## Records provided:
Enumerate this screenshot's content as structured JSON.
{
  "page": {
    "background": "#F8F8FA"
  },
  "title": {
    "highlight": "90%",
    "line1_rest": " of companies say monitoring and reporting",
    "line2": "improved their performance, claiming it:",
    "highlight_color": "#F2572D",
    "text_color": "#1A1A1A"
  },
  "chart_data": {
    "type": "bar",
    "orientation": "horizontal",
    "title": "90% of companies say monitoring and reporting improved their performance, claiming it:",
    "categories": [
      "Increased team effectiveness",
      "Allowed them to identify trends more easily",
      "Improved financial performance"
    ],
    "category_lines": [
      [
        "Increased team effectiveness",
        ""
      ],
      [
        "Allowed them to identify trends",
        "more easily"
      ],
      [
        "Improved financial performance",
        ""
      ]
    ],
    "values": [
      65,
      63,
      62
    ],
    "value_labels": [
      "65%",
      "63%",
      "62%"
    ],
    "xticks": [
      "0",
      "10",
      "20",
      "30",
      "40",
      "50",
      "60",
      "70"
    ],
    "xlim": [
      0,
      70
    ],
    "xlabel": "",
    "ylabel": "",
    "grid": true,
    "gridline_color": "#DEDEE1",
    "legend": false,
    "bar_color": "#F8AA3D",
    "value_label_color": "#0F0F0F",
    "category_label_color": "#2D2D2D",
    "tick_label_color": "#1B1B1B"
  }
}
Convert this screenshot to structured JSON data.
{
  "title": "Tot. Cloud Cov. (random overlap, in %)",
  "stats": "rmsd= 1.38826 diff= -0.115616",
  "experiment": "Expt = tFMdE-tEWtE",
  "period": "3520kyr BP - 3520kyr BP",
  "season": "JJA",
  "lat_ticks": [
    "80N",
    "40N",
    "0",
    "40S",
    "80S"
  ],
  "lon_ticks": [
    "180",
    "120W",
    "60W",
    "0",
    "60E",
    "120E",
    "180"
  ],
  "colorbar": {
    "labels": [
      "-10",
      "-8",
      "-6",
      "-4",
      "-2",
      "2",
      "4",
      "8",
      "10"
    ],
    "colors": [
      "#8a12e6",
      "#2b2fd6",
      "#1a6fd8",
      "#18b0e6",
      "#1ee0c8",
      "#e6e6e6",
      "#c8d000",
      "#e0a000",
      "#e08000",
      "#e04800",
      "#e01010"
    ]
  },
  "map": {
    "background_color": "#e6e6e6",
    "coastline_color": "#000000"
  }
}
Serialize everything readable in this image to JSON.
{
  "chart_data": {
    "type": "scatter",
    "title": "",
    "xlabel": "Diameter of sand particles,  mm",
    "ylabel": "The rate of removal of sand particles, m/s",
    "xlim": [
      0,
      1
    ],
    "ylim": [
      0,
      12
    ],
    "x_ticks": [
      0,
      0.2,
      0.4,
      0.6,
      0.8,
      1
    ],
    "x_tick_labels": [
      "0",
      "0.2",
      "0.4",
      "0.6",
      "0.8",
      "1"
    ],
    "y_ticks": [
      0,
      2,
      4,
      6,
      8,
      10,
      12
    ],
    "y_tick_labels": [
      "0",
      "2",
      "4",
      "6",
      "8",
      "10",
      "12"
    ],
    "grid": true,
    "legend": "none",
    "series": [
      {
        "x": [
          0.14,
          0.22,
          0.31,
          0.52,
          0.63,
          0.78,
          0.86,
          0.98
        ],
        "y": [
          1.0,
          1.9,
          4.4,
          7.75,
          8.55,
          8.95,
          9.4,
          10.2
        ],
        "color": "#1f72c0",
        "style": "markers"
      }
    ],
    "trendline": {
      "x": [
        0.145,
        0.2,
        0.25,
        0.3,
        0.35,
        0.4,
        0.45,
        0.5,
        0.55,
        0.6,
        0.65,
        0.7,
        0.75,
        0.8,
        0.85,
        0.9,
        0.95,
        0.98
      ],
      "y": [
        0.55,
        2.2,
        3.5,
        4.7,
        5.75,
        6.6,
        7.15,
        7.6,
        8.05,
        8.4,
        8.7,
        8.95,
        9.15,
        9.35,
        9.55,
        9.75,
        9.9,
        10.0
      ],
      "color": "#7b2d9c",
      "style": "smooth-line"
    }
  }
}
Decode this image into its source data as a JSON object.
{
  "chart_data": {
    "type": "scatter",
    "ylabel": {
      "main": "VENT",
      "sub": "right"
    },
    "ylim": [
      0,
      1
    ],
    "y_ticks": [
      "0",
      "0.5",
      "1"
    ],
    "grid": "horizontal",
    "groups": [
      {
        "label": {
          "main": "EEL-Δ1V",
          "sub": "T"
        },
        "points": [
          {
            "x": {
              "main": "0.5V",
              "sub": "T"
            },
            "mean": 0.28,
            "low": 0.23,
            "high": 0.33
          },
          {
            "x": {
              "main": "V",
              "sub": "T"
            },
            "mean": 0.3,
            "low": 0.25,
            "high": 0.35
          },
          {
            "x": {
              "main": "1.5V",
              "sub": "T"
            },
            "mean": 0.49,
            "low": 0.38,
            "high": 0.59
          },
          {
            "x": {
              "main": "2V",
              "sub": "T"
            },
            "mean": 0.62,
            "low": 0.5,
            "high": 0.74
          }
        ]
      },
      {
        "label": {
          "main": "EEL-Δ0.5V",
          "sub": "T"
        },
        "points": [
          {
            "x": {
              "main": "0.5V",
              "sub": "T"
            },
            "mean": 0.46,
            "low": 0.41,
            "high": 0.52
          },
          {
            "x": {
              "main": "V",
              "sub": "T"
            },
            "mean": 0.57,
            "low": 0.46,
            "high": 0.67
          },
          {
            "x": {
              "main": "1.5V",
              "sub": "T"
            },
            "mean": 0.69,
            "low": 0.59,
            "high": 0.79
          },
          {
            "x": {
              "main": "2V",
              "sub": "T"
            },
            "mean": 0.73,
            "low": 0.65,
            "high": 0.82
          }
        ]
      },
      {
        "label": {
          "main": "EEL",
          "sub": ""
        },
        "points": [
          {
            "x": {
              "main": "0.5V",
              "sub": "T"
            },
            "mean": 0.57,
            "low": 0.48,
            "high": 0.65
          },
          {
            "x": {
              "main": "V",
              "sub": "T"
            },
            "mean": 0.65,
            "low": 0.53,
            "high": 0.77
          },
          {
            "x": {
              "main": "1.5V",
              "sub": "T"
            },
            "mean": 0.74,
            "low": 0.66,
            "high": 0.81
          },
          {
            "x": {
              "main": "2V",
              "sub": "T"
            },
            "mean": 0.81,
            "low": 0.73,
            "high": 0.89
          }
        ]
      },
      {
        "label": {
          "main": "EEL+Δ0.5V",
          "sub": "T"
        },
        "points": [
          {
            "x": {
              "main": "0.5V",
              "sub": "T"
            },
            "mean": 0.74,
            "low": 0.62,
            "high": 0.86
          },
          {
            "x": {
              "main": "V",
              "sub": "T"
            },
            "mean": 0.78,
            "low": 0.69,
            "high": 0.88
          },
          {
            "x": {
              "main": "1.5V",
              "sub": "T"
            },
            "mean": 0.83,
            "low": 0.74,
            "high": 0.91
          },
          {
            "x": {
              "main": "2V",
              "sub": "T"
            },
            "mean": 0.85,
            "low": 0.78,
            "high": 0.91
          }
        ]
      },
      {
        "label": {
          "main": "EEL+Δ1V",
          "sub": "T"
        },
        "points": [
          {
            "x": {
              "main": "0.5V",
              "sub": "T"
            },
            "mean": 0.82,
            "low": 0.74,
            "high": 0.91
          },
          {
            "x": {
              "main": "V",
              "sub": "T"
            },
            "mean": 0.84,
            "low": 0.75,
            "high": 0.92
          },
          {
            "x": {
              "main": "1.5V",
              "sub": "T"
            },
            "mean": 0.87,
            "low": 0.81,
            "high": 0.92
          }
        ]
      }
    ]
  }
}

## Goal:
Print all of the entries exactly as they appear.

## Solution for this exercise:
Enumerate this screenshot's content as structured JSON.
{
  "page": {
    "background": "#F8F8FA"
  },
  "title": {
    "highlight": "90%",
    "line1_rest": " of companies say monitoring and reporting",
    "line2": "improved their performance, claiming it:",
    "highlight_color": "#F2572D",
    "text_color": "#1A1A1A"
  },
  "chart_data": {
    "type": "bar",
    "orientation": "horizontal",
    "title": "90% of companies say monitoring and reporting improved their performance, claiming it:",
    "categories": [
      "Increased team effectiveness",
      "Allowed them to identify trends more easily",
      "Improved financial performance"
    ],
    "category_lines": [
      [
        "Increased team effectiveness",
        ""
      ],
      [
        "Allowed them to identify trends",
        "more easily"
      ],
      [
        "Improved financial performance",
        ""
      ]
    ],
    "values": [
      65,
      63,
      62
    ],
    "value_labels": [
      "65%",
      "63%",
      "62%"
    ],
    "xticks": [
      "0",
      "10",
      "20",
      "30",
      "40",
      "50",
      "60",
      "70"
    ],
    "xlim": [
      0,
      70
    ],
    "xlabel": "",
    "ylabel": "",
    "grid": true,
    "gridline_color": "#DEDEE1",
    "legend": false,
    "bar_color": "#F8AA3D",
    "value_label_color": "#0F0F0F",
    "category_label_color": "#2D2D2D",
    "tick_label_color": "#1B1B1B"
  }
}
Convert this screenshot to structured JSON data.
{
  "title": "Tot. Cloud Cov. (random overlap, in %)",
  "stats": "rmsd= 1.38826 diff= -0.115616",
  "experiment": "Expt = tFMdE-tEWtE",
  "period": "3520kyr BP - 3520kyr BP",
  "season": "JJA",
  "lat_ticks": [
    "80N",
    "40N",
    "0",
    "40S",
    "80S"
  ],
  "lon_ticks": [
    "180",
    "120W",
    "60W",
    "0",
    "60E",
    "120E",
    "180"
  ],
  "colorbar": {
    "labels": [
      "-10",
      "-8",
      "-6",
      "-4",
      "-2",
      "2",
      "4",
      "8",
      "10"
    ],
    "colors": [
      "#8a12e6",
      "#2b2fd6",
      "#1a6fd8",
      "#18b0e6",
      "#1ee0c8",
      "#e6e6e6",
      "#c8d000",
      "#e0a000",
      "#e08000",
      "#e04800",
      "#e01010"
    ]
  },
  "map": {
    "background_color": "#e6e6e6",
    "coastline_color": "#000000"
  }
}
Serialize everything readable in this image to JSON.
{
  "chart_data": {
    "type": "scatter",
    "title": "",
    "xlabel": "Diameter of sand particles,  mm",
    "ylabel": "The rate of removal of sand particles, m/s",
    "xlim": [
      0,
      1
    ],
    "ylim": [
      0,
      12
    ],
    "x_ticks": [
      0,
      0.2,
      0.4,
      0.6,
      0.8,
      1
    ],
    "x_tick_labels": [
      "0",
      "0.2",
      "0.4",
      "0.6",
      "0.8",
      "1"
    ],
    "y_ticks": [
      0,
      2,
      4,
      6,
      8,
      10,
      12
    ],
    "y_tick_labels": [
      "0",
      "2",
      "4",
      "6",
      "8",
      "10",
      "12"
    ],
    "grid": true,
    "legend": "none",
    "series": [
      {
        "x": [
          0.14,
          0.22,
          0.31,
          0.52,
          0.63,
          0.78,
          0.86,
          0.98
        ],
        "y": [
          1.0,
          1.9,
          4.4,
          7.75,
          8.55,
          8.95,
          9.4,
          10.2
        ],
        "color": "#1f72c0",
        "style": "markers"
      }
    ],
    "trendline": {
      "x": [
        0.145,
        0.2,
        0.25,
        0.3,
        0.35,
        0.4,
        0.45,
        0.5,
        0.55,
        0.6,
        0.65,
        0.7,
        0.75,
        0.8,
        0.85,
        0.9,
        0.95,
        0.98
      ],
      "y": [
        0.55,
        2.2,
        3.5,
        4.7,
        5.75,
        6.6,
        7.15,
        7.6,
        8.05,
        8.4,
        8.7,
        8.95,
        9.15,
        9.35,
        9.55,
        9.75,
        9.9,
        10.0
      ],
      "color": "#7b2d9c",
      "style": "smooth-line"
    }
  }
}
Decode this image into its source data as a JSON object.
{
  "chart_data": {
    "type": "scatter",
    "ylabel": {
      "main": "VENT",
      "sub": "right"
    },
    "ylim": [
      0,
      1
    ],
    "y_ticks": [
      "0",
      "0.5",
      "1"
    ],
    "grid": "horizontal",
    "groups": [
      {
        "label": {
          "main": "EEL-Δ1V",
          "sub": "T"
        },
        "points": [
          {
            "x": {
              "main": "0.5V",
              "sub": "T"
            },
            "mean": 0.28,
            "low": 0.23,
            "high": 0.33
          },
          {
            "x": {
              "main": "V",
              "sub": "T"
            },
            "mean": 0.3,
            "low": 0.25,
            "high": 0.35
          },
          {
            "x": {
              "main": "1.5V",
              "sub": "T"
            },
            "mean": 0.49,
            "low": 0.38,
            "high": 0.59
          },
          {
            "x": {
              "main": "2V",
              "sub": "T"
            },
            "mean": 0.62,
            "low": 0.5,
            "high": 0.74
          }
        ]
      },
      {
        "label": {
          "main": "EEL-Δ0.5V",
          "sub": "T"
        },
        "points": [
          {
            "x": {
              "main": "0.5V",
              "sub": "T"
            },
            "mean": 0.46,
            "low": 0.41,
            "high": 0.52
          },
          {
            "x": {
              "main": "V",
              "sub": "T"
            },
            "mean": 0.57,
            "low": 0.46,
            "high": 0.67
          },
          {
            "x": {
              "main": "1.5V",
              "sub": "T"
            },
            "mean": 0.69,
            "low": 0.59,
            "high": 0.79
          },
          {
            "x": {
              "main": "2V",
              "sub": "T"
            },
            "mean": 0.73,
            "low": 0.65,
            "high": 0.82
          }
        ]
      },
      {
        "label": {
          "main": "EEL",
          "sub": ""
        },
        "points": [
          {
            "x": {
              "main": "0.5V",
              "sub": "T"
            },
            "mean": 0.57,
            "low": 0.48,
            "high": 0.65
          },
          {
            "x": {
              "main": "V",
              "sub": "T"
            },
            "mean": 0.65,
            "low": 0.53,
            "high": 0.77
          },
          {
            "x": {
              "main": "1.5V",
              "sub": "T"
            },
            "mean": 0.74,
            "low": 0.66,
            "high": 0.81
          },
          {
            "x": {
              "main": "2V",
              "sub": "T"
            },
            "mean": 0.81,
            "low": 0.73,
            "high": 0.89
          }
        ]
      },
      {
        "label": {
          "main": "EEL+Δ0.5V",
          "sub": "T"
        },
        "points": [
          {
            "x": {
              "main": "0.5V",
              "sub": "T"
            },
            "mean": 0.74,
            "low": 0.62,
            "high": 0.86
          },
          {
            "x": {
              "main": "V",
              "sub": "T"
            },
            "mean": 0.78,
            "low": 0.69,
            "high": 0.88
          },
          {
            "x": {
              "main": "1.5V",
              "sub": "T"
            },
            "mean": 0.83,
            "low": 0.74,
            "high": 0.91
          },
          {
            "x": {
              "main": "2V",
              "sub": "T"
            },
            "mean": 0.85,
            "low": 0.78,
            "high": 0.91
          }
        ]
      },
      {
        "label": {
          "main": "EEL+Δ1V",
          "sub": "T"
        },
        "points": [
          {
            "x": {
              "main": "0.5V",
              "sub": "T"
            },
            "mean": 0.82,
            "low": 0.74,
            "high": 0.91
          },
          {
            "x": {
              "main": "V",
              "sub": "T"
            },
            "mean": 0.84,
            "low": 0.75,
            "high": 0.92
          },
          {
            "x": {
              "main": "1.5V",
              "sub": "T"
            },
            "mean": 0.87,
            "low": 0.81,
            "high": 0.92
          }
        ]
      }
    ]
  }
}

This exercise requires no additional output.